WRITTEN EXERCISE: Gather all lines from the material that contain the word "летний".

PROVIDED RECORDS:
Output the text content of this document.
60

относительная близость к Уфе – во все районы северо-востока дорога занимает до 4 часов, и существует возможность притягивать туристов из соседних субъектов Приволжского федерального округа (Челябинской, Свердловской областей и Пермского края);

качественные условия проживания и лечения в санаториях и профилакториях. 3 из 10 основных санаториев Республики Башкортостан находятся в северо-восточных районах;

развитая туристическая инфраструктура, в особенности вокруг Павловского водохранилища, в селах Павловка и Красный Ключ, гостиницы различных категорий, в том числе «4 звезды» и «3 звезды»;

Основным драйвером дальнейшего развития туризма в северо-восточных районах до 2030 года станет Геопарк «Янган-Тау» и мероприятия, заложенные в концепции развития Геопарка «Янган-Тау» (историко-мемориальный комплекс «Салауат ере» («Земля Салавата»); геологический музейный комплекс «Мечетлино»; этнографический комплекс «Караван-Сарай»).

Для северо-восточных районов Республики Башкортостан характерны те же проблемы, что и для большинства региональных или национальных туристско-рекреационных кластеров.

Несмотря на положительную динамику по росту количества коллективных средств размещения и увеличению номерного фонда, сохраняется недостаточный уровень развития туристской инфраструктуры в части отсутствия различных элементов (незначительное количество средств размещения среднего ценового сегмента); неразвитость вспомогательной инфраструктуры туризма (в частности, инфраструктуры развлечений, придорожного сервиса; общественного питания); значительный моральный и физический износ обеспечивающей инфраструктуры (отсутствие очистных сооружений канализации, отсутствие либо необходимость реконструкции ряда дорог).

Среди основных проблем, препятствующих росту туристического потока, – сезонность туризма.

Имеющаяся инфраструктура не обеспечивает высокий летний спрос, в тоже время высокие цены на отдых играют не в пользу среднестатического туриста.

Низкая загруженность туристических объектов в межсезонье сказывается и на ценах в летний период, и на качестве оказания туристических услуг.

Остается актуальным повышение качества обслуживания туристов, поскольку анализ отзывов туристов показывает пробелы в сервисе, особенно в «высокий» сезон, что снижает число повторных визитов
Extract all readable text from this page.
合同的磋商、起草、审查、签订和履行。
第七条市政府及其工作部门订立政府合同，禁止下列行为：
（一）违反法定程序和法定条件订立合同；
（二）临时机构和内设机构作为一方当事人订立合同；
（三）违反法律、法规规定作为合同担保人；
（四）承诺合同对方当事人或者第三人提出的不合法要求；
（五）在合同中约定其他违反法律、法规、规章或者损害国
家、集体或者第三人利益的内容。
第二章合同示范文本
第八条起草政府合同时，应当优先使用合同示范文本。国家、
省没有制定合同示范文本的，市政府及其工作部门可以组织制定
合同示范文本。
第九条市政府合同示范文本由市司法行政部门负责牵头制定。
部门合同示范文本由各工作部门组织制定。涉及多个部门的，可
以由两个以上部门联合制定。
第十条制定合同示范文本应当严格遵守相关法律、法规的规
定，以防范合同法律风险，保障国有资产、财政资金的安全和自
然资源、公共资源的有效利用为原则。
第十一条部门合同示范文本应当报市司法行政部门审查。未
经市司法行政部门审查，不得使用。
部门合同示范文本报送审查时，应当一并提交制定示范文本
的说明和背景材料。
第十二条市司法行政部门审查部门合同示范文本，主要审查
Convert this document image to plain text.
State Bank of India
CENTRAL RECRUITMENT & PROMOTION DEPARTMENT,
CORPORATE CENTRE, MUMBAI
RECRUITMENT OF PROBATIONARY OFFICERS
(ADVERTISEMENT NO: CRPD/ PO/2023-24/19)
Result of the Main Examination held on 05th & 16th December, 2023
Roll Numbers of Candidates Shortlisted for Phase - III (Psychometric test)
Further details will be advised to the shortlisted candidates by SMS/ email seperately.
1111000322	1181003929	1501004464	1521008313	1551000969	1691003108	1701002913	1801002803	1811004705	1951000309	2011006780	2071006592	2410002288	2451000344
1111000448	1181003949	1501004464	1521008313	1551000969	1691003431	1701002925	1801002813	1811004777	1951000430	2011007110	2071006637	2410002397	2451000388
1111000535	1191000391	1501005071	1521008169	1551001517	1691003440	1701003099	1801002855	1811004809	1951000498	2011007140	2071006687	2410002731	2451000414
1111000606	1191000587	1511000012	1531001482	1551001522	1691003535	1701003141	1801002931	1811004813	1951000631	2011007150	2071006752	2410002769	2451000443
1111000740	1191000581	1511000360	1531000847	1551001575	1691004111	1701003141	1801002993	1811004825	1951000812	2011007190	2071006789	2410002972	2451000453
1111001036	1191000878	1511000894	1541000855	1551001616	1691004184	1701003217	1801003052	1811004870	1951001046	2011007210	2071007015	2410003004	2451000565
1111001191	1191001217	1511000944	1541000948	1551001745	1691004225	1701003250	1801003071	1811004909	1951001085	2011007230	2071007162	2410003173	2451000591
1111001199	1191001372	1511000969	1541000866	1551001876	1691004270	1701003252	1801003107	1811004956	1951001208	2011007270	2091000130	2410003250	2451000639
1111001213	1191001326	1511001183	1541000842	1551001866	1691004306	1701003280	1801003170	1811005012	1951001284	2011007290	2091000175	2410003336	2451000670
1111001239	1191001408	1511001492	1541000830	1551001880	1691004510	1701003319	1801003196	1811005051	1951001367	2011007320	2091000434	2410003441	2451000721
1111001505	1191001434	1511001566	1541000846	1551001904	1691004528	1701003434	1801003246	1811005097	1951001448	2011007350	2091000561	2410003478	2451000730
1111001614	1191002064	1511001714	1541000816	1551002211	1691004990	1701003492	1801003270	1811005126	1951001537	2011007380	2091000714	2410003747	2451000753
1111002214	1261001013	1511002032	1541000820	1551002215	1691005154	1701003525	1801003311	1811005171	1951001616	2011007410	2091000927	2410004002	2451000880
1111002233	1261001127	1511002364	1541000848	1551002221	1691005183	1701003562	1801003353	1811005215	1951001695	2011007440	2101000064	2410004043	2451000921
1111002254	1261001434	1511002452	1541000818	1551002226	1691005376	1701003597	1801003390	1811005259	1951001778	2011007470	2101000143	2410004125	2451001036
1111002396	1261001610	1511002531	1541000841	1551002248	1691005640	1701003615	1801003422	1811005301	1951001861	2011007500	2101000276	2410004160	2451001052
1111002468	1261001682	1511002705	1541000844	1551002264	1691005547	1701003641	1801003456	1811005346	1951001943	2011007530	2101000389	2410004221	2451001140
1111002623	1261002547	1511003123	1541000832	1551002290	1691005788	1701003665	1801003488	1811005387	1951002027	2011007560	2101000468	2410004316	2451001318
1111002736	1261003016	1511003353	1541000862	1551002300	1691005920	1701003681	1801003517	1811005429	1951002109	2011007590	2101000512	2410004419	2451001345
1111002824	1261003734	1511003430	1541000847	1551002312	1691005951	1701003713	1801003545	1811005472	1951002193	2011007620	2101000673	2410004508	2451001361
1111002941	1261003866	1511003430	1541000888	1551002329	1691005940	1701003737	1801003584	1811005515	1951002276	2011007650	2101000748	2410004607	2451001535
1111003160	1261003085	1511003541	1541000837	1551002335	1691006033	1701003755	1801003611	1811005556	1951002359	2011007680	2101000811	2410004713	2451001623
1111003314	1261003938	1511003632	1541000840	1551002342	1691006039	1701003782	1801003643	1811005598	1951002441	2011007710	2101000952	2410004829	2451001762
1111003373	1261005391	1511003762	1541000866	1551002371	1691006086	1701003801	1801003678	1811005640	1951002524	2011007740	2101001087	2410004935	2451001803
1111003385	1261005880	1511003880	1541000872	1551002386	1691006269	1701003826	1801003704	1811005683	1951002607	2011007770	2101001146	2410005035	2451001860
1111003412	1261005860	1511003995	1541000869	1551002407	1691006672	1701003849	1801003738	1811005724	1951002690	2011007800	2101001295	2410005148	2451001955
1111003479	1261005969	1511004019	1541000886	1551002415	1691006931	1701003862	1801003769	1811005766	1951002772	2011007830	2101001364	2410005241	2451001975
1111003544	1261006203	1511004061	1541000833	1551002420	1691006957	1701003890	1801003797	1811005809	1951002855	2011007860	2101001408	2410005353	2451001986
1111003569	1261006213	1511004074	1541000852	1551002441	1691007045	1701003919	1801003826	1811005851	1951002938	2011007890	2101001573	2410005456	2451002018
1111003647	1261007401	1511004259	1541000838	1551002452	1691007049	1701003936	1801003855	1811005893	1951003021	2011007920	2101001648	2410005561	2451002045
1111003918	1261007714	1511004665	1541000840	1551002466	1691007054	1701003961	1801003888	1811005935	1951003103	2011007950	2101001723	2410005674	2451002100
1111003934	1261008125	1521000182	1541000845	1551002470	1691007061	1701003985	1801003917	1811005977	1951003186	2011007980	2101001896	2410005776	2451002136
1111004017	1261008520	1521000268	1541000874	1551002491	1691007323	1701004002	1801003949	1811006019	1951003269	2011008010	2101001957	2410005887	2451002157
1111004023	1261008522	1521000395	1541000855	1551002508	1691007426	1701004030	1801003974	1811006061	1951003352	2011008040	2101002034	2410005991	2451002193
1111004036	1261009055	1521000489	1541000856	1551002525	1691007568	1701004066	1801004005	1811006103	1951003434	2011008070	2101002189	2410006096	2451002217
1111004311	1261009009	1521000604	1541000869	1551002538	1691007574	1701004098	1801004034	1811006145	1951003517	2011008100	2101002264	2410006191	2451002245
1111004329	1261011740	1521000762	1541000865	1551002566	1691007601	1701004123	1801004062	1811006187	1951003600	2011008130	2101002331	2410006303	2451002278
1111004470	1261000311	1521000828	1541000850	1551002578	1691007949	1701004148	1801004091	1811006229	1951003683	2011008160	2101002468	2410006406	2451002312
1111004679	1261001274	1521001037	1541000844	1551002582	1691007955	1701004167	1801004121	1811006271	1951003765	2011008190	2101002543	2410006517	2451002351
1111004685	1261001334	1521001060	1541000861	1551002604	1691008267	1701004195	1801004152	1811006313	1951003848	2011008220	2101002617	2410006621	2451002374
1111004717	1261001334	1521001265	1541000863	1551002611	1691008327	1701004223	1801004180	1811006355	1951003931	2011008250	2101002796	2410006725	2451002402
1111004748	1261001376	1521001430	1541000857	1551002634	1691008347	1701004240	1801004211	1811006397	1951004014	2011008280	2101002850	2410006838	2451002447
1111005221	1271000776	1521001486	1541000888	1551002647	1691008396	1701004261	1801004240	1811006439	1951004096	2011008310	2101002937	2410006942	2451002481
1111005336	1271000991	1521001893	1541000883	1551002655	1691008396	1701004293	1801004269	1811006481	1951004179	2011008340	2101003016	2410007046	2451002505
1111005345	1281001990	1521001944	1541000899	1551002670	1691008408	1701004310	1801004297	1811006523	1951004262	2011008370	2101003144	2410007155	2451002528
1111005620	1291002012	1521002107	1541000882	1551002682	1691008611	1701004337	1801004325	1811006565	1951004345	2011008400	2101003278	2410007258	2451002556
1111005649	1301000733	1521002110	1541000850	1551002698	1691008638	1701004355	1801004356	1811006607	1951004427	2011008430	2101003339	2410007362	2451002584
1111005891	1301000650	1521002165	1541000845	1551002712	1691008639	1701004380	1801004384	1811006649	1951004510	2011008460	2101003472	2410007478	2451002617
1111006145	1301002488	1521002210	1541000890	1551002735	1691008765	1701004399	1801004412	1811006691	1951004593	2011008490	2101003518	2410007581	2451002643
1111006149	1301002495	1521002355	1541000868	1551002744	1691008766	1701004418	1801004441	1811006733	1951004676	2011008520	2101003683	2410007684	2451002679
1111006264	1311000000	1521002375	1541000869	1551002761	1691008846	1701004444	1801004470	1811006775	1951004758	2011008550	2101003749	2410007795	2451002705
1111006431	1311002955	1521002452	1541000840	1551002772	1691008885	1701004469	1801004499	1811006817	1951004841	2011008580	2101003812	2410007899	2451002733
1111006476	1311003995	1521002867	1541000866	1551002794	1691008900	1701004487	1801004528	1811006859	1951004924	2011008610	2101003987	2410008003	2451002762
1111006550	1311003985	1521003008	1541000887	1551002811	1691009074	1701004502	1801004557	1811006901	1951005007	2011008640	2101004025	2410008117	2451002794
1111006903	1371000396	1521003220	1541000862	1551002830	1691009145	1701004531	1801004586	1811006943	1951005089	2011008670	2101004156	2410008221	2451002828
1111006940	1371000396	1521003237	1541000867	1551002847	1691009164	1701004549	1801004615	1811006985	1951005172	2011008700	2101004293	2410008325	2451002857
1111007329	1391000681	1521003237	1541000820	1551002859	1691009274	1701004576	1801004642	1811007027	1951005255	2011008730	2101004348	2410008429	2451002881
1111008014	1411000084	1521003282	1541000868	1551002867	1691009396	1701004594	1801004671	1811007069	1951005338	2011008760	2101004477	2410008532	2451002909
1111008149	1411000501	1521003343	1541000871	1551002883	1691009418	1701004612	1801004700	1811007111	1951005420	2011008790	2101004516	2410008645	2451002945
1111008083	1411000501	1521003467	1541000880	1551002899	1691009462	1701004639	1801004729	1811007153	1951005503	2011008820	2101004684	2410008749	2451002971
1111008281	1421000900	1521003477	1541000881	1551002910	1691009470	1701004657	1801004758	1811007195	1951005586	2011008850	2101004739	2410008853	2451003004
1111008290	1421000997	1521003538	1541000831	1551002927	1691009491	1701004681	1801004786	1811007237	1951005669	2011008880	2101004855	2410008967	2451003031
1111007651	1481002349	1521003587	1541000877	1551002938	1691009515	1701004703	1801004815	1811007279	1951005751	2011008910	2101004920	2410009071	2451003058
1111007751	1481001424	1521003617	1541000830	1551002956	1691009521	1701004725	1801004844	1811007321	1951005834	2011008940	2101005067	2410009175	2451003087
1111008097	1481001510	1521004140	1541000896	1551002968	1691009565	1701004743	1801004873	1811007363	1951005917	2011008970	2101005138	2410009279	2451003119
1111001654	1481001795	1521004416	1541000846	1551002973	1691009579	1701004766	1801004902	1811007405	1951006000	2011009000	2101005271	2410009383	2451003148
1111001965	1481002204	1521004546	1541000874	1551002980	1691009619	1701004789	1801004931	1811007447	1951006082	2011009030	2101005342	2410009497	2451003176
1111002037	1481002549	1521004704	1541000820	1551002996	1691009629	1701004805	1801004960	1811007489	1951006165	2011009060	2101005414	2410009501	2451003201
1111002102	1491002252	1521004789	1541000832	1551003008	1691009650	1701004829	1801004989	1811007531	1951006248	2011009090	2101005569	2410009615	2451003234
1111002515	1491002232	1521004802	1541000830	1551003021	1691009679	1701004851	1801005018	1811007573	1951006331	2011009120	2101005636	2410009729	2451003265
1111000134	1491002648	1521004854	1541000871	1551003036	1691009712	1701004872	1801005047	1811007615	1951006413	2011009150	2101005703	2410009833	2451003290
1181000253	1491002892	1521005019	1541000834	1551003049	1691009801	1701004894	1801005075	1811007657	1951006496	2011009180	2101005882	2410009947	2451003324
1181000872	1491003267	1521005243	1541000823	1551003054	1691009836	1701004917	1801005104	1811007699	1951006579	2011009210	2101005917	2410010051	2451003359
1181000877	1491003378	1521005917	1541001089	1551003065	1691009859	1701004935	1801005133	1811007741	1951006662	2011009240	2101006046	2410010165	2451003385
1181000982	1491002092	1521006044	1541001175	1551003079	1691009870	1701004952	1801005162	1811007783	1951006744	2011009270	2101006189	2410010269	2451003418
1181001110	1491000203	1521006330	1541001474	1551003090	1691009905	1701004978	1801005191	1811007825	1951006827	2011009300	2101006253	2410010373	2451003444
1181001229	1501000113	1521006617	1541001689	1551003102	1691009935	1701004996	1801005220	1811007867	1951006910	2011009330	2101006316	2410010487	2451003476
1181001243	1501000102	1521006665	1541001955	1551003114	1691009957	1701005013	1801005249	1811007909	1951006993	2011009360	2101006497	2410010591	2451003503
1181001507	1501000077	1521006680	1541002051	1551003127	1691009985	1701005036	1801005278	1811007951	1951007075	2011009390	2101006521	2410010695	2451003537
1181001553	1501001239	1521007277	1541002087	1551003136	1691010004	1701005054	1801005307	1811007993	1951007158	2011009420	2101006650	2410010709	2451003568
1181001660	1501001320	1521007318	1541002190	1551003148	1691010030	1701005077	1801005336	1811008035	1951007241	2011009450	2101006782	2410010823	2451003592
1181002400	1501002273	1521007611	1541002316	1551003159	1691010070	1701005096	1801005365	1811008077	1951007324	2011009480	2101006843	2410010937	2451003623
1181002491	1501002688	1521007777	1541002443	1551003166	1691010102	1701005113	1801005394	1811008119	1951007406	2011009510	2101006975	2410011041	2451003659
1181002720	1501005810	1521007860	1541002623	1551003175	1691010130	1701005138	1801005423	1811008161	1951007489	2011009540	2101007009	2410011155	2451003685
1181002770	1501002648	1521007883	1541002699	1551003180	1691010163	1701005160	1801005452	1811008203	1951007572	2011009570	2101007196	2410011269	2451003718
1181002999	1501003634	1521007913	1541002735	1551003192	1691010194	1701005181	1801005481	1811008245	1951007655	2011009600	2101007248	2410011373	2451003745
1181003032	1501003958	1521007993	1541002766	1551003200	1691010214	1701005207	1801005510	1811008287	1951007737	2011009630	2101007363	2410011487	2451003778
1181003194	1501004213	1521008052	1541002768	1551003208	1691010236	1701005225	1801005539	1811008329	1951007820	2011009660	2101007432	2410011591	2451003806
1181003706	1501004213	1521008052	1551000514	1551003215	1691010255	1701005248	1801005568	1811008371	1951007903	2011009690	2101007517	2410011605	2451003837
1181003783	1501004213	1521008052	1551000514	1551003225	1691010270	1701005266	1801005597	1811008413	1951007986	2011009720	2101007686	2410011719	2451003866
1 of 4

RESPONSE FOR THIS EXERCISE:
Имеющаяся инфраструктура не обеспечивает высокий летний спрос, в тоже время высокие цены на отдых играют не в пользу среднестатического туриста.
Низкая загруженность туристических объектов в межсезонье сказывается и на ценах в летний период, и на качестве оказания туристических услуг.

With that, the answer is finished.